Saved entries
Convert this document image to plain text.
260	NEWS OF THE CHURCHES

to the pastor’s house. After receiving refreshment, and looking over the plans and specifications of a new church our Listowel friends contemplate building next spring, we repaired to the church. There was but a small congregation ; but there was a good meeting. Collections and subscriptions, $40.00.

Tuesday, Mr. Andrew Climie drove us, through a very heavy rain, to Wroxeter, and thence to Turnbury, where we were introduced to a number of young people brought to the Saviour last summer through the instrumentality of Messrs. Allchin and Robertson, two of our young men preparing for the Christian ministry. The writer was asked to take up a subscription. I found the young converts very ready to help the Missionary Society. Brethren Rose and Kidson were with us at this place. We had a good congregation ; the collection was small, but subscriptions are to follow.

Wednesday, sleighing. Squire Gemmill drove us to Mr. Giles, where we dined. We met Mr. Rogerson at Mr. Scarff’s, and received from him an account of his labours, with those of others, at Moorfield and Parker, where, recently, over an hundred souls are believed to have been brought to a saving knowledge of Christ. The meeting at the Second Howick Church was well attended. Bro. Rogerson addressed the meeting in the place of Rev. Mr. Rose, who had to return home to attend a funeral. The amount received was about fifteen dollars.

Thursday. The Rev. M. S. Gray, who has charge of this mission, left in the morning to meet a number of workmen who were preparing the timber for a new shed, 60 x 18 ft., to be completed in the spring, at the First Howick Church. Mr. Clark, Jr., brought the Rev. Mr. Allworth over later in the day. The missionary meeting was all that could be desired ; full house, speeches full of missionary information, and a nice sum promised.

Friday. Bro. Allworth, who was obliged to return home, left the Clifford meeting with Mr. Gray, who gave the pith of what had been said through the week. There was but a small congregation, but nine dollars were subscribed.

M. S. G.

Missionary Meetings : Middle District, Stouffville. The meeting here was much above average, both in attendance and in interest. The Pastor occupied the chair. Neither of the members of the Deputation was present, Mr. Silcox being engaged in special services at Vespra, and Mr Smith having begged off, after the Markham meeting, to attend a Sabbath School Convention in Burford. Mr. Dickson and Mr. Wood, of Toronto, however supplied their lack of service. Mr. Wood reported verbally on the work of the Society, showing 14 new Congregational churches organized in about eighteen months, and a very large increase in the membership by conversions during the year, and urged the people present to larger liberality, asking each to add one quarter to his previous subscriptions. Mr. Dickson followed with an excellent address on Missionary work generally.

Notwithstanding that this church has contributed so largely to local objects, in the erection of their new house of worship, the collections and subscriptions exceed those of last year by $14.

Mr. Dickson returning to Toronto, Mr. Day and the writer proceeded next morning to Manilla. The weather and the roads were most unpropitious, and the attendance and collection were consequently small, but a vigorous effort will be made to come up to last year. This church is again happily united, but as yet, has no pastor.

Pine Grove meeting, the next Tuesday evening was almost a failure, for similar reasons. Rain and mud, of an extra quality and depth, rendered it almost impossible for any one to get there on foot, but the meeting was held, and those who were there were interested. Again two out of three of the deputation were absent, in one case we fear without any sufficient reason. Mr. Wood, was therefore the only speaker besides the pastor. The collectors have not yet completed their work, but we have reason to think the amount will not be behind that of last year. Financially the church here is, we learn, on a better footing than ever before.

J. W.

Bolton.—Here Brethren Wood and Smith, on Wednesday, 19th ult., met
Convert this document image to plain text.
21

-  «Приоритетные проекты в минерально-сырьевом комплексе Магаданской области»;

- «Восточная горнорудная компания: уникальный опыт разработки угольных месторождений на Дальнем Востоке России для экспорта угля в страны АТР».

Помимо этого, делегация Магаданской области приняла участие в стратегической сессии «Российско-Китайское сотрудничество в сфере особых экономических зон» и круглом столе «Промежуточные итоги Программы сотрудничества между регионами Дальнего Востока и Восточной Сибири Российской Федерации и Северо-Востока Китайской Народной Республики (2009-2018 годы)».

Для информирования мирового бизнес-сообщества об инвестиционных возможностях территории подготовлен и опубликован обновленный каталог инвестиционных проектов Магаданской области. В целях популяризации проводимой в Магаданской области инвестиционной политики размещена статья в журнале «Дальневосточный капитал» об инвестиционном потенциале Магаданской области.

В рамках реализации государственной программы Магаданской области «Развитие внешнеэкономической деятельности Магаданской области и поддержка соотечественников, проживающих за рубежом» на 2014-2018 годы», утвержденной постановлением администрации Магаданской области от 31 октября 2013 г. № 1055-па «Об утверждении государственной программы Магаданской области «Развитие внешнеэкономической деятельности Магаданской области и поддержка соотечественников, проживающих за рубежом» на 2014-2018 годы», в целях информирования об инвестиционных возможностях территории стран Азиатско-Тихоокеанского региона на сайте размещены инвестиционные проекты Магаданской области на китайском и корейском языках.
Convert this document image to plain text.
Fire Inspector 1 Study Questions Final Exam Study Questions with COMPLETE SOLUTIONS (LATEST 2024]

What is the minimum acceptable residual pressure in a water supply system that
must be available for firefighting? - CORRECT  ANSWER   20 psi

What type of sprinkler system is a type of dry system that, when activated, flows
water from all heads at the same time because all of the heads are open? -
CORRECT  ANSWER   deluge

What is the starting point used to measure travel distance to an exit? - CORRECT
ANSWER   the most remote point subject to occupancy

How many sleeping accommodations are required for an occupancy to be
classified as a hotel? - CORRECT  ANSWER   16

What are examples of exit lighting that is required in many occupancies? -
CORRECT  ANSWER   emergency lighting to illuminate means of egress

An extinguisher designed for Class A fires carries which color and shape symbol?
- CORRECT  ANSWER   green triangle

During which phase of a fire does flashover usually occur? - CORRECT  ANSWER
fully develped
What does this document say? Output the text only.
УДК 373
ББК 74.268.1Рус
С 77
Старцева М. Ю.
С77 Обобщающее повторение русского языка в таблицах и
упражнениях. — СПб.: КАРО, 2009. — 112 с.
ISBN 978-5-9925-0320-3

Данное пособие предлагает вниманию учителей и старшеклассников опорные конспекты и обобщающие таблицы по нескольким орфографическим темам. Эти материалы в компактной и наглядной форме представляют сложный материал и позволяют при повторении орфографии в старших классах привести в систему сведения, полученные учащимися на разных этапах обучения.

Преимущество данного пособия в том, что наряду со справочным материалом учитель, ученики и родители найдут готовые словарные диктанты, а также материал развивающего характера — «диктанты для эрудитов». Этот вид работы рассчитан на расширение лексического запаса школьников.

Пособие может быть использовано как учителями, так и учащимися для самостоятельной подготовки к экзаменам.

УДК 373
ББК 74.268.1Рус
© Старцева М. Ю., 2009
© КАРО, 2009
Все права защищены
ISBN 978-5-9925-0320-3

> **What you will do**: Where a line above holds the string "lighting", show that line.

> **Task output**:
What are examples of exit lighting that is required in many occupancies? -
CORRECT  ANSWER   emergency lighting to illuminate means of egress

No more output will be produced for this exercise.